##### Dataset rows

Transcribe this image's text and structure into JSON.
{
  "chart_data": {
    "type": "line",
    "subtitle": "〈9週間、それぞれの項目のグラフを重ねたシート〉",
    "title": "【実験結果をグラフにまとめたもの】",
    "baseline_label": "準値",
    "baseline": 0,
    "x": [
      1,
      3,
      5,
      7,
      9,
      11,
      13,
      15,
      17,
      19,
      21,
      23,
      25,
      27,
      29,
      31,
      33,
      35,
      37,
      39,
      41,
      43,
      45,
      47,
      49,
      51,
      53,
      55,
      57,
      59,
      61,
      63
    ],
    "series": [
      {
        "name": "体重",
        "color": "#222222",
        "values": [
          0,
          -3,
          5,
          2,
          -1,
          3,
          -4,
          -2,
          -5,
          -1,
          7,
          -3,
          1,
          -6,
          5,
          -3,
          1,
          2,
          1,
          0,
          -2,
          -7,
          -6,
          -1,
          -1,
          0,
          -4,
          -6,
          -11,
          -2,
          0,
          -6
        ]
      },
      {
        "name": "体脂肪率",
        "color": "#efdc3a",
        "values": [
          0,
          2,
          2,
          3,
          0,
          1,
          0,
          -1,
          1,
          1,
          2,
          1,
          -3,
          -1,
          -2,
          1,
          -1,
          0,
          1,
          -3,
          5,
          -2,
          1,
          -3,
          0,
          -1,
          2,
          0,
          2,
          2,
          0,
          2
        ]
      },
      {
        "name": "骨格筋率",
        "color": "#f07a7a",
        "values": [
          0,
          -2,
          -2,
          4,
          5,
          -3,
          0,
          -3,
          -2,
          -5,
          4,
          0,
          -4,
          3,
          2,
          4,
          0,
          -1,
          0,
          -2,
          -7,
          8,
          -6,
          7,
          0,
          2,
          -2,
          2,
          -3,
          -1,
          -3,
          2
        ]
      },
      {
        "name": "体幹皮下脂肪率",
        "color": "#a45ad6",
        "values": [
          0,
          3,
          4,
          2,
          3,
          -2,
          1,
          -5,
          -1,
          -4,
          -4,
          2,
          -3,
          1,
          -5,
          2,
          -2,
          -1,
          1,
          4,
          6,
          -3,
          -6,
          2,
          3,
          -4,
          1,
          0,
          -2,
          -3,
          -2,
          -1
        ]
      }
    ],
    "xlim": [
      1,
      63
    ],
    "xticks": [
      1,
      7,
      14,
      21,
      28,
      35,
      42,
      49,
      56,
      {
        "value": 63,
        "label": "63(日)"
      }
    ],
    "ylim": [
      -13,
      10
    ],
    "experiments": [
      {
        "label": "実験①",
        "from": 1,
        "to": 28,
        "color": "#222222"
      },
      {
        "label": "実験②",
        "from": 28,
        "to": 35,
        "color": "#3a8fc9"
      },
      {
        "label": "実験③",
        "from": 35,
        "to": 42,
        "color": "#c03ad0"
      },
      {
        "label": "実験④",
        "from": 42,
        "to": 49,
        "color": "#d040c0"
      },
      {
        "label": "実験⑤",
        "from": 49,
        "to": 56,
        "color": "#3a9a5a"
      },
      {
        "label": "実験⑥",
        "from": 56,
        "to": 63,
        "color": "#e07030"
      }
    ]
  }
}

##########

→ What the task requires: Of the lines in the records, determine how many contain the word "name", and report that number alone.

→ Problem solution: 4